• WHAT YOU HAVE TO DO:
Arrange every line of the records below as a Markdown table with the columns Row and Line, numbering the rows in order and omitting blank lines. Do not include the pictures in your answer.

Stored entries
________________

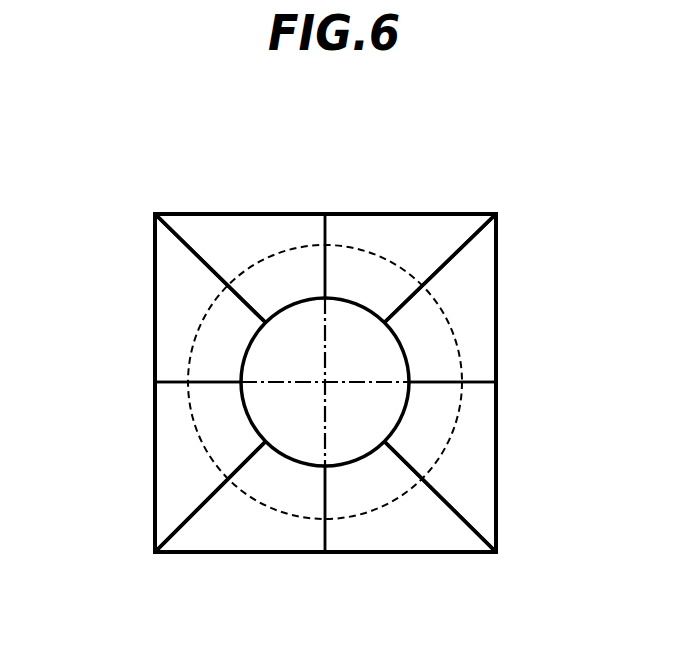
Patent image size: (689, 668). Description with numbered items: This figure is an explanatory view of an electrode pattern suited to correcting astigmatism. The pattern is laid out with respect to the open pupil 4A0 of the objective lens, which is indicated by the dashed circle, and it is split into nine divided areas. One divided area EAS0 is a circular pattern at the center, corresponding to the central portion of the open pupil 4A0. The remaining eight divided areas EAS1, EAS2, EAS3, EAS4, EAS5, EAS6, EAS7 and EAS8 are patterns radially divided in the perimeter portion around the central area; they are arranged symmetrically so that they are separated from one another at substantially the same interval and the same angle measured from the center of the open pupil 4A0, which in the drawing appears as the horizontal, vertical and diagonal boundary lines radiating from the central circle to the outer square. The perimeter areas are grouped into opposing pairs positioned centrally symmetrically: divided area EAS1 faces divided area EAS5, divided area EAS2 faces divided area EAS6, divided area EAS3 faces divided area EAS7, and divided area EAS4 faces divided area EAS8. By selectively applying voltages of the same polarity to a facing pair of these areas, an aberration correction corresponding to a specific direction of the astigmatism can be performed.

The open pupil 4A0 is at (458, 421).
The divided area EAS0 is at (380, 363).
The divided area EAS1 is at (417, 232).
The divided area EAS2 is at (477, 288).
The divided area EAS3 is at (473, 485).
The divided area EAS4 is at (400, 523).
The divided area EAS5 is at (227, 523).
The divided area EAS6 is at (167, 478).
The divided area EAS7 is at (167, 312).
The divided area EAS8 is at (239, 233).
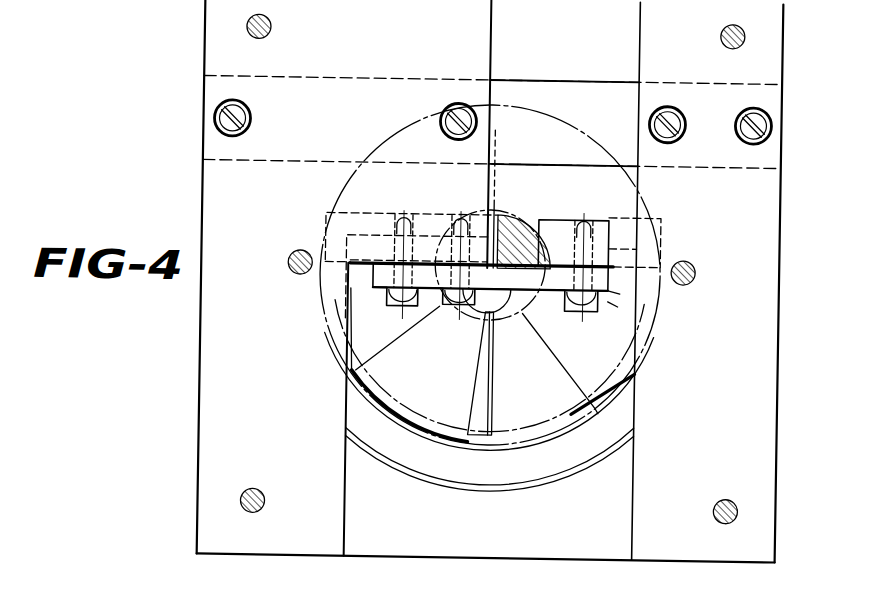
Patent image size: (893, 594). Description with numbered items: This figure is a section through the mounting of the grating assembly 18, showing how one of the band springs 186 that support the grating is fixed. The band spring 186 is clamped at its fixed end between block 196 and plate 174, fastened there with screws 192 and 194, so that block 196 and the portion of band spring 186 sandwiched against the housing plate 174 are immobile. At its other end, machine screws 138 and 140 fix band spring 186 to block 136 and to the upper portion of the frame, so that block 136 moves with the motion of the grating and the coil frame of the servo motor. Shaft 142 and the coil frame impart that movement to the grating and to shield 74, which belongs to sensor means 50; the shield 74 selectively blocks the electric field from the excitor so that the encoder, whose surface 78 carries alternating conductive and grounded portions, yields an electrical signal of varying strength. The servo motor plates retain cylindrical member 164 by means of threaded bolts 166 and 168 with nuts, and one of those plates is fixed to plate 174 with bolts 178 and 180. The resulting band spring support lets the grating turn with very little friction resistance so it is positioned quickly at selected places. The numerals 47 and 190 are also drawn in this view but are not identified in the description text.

The grating assembly 18 is at (345, 216).
The pivot hub 47 is at (523, 312).
The sensor means 50 is at (524, 497).
The shield 74 is at (398, 429).
The surface 78 is at (545, 416).
The block 136 is at (612, 290).
The machine screw 138 is at (477, 359).
The machine screw 140 is at (612, 300).
The shaft 142 is at (514, 218).
The cylindrical member 164 is at (590, 432).
The threaded bolt 166 is at (288, 268).
The threaded bolt 168 is at (691, 262).
The plate 174 is at (202, 366).
The bolt 178 is at (243, 31).
The bolt 180 is at (741, 33).
The band spring 186 is at (555, 302).
The block 190 is at (608, 228).
The screw 192 is at (398, 305).
The screw 194 is at (463, 308).
The block 196 is at (373, 282).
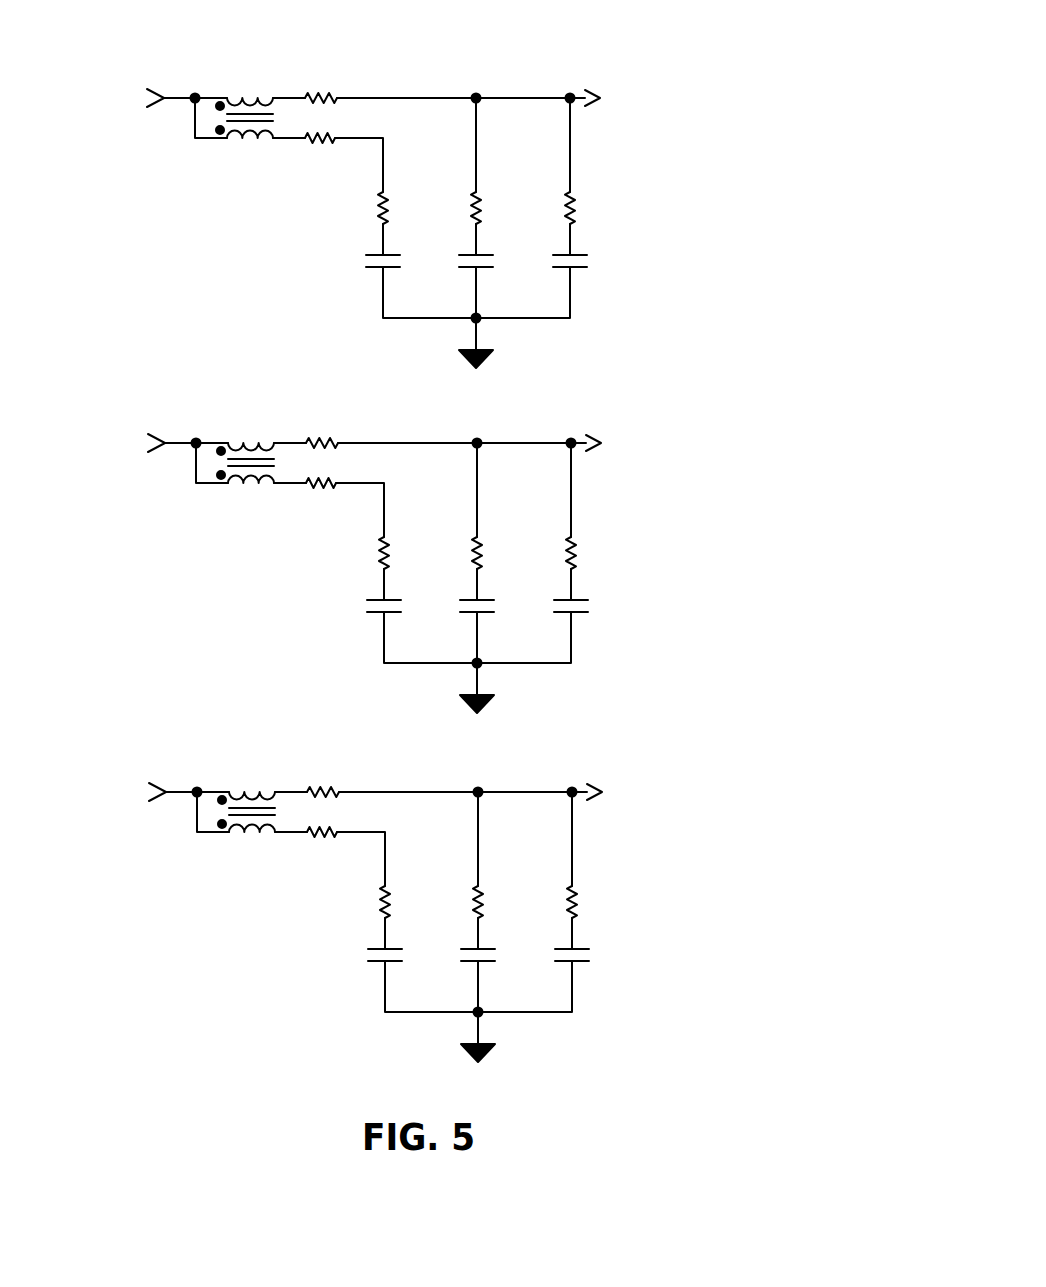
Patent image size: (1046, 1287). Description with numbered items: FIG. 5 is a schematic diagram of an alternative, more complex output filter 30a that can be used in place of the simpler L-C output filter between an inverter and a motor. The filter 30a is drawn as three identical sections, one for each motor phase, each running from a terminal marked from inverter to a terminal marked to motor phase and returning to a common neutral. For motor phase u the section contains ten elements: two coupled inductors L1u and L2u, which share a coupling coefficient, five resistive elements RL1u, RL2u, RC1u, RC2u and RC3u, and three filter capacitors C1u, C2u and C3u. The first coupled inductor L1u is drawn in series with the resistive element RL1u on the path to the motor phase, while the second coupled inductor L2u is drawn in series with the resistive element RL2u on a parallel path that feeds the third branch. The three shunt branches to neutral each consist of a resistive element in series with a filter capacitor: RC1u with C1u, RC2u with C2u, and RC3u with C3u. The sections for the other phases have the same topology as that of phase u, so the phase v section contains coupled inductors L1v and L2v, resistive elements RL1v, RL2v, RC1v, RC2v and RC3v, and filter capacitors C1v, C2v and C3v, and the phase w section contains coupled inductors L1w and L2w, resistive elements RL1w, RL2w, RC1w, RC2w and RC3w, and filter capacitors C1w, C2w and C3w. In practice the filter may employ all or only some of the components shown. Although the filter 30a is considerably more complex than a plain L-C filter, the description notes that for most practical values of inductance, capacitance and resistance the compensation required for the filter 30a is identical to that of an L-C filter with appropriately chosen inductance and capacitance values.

________________

• SOLUTION BELOW:
| Row | Line |
|---|---|
| 1 | Patent image size: (689, 668). Description with numbered items: This figure is an explanatory view of an electrode pattern suited to correcting astigmatism. The pattern is laid out with respect to the open pupil 4A0 of the objective lens, which is indicated by the dashed circle, and it is split into nine divided areas. One divided area EAS0 is a circular pattern at the center, corresponding to the central portion of the open pupil 4A0. The remaining eight divided areas EAS1, EAS2, EAS3, EAS4, EAS5, EAS6, EAS7 and EAS8 are patterns radially divided in the perimeter portion around the central area; they are arranged symmetrically so that they are separated from one another at substantially the same interval and the same angle measured from the center of the open pupil 4A0, which in the drawing appears as the horizontal, vertical and diagonal boundary lines radiating from the central circle to the outer square. The perimeter areas are grouped into opposing pairs positioned centrally symmetrically: divided area EAS1 faces divided area EAS5, divided area EAS2 faces divided area EAS6, divided area EAS3 faces divided area EAS7, and divided area EAS4 faces divided area EAS8. By selectively applying voltages of the same polarity to a facing pair of these areas, an aberration correction corresponding to a specific direction of the astigmatism can be performed. |
| 2 | The open pupil 4A0 is at (458, 421). |
| 3 | The divided area EAS0 is at (380, 363). |
| 4 | The divided area EAS1 is at (417, 232). |
| 5 | The divided area EAS2 is at (477, 288). |
| 6 | The divided area EAS3 is at (473, 485). |
| 7 | The divided area EAS4 is at (400, 523). |
| 8 | The divided area EAS5 is at (227, 523). |
| 9 | The divided area EAS6 is at (167, 478). |
| 10 | The divided area EAS7 is at (167, 312). |
| 11 | The divided area EAS8 is at (239, 233). |
| 12 | Patent image size: (893, 594). Description with numbered items: This figure is a section through the mounting of the grating assembly 18, showing how one of the band springs 186 that support the grating is fixed. The band spring 186 is clamped at its fixed end between block 196 and plate 174, fastened there with screws 192 and 194, so that block 196 and the portion of band spring 186 sandwiched against the housing plate 174 are immobile. At its other end, machine screws 138 and 140 fix band spring 186 to block 136 and to the upper portion of the frame, so that block 136 moves with the motion of the grating and the coil frame of the servo motor. Shaft 142 and the coil frame impart that movement to the grating and to shield 74, which belongs to sensor means 50; the shield 74 selectively blocks the electric field from the excitor so that the encoder, whose surface 78 carries alternating conductive and grounded portions, yields an electrical signal of varying strength. The servo motor plates retain cylindrical member 164 by means of threaded bolts 166 and 168 with nuts, and one of those plates is fixed to plate 174 with bolts 178 and 180. The resulting band spring support lets the grating turn with very little friction resistance so it is positioned quickly at selected places. The numerals 47 and 190 are also drawn in this view but are not identified in the description text. |
| 13 | The grating assembly 18 is at (345, 216). |
| 14 | The pivot hub 47 is at (523, 312). |
| 15 | The sensor means 50 is at (524, 497). |
| 16 | The shield 74 is at (398, 429). |
| 17 | The surface 78 is at (545, 416). |
| 18 | The block 136 is at (612, 290). |
| 19 | The machine screw 138 is at (477, 359). |
| 20 | The machine screw 140 is at (612, 300). |
| 21 | The shaft 142 is at (514, 218). |
| 22 | The cylindrical member 164 is at (590, 432). |
| 23 | The threaded bolt 166 is at (288, 268). |
| 24 | The threaded bolt 168 is at (691, 262). |
| 25 | The plate 174 is at (202, 366). |
| 26 | The bolt 178 is at (243, 31). |
| 27 | The bolt 180 is at (741, 33). |
| 28 | The band spring 186 is at (555, 302). |
| 29 | The block 190 is at (608, 228). |
| 30 | The screw 192 is at (398, 305). |
| 31 | The screw 194 is at (463, 308). |
| 32 | The block 196 is at (373, 282). |
| 33 | Patent image size: (1046, 1287). Description with numbered items: FIG. 5 is a schematic diagram of an alternative, more complex output filter 30a that can be used in place of the simpler L-C output filter between an inverter and a motor. The filter 30a is drawn as three identical sections, one for each motor phase, each running from a terminal marked from inverter to a terminal marked to motor phase and returning to a common neutral. For motor phase u the section contains ten elements: two coupled inductors L1u and L2u, which share a coupling coefficient, five resistive elements RL1u, RL2u, RC1u, RC2u and RC3u, and three filter capacitors C1u, C2u and C3u. The first coupled inductor L1u is drawn in series with the resistive element RL1u on the path to the motor phase, while the second coupled inductor L2u is drawn in series with the resistive element RL2u on a parallel path that feeds the third branch. The three shunt branches to neutral each consist of a resistive element in series with a filter capacitor: RC1u with C1u, RC2u with C2u, and RC3u with C3u. The sections for the other phases have the same topology as that of phase u, so the phase v section contains coupled inductors L1v and L2v, resistive elements RL1v, RL2v, RC1v, RC2v and RC3v, and filter capacitors C1v, C2v and C3v, and the phase w section contains coupled inductors L1w and L2w, resistive elements RL1w, RL2w, RC1w, RC2w and RC3w, and filter capacitors C1w, C2w and C3w. In practice the filter may employ all or only some of the components shown. Although the filter 30a is considerably more complex than a plain L-C filter, the description notes that for most practical values of inductance, capacitance and resistance the compensation required for the filter 30a is identical to that of an L-C filter with appropriately chosen inductance and capacitance values. |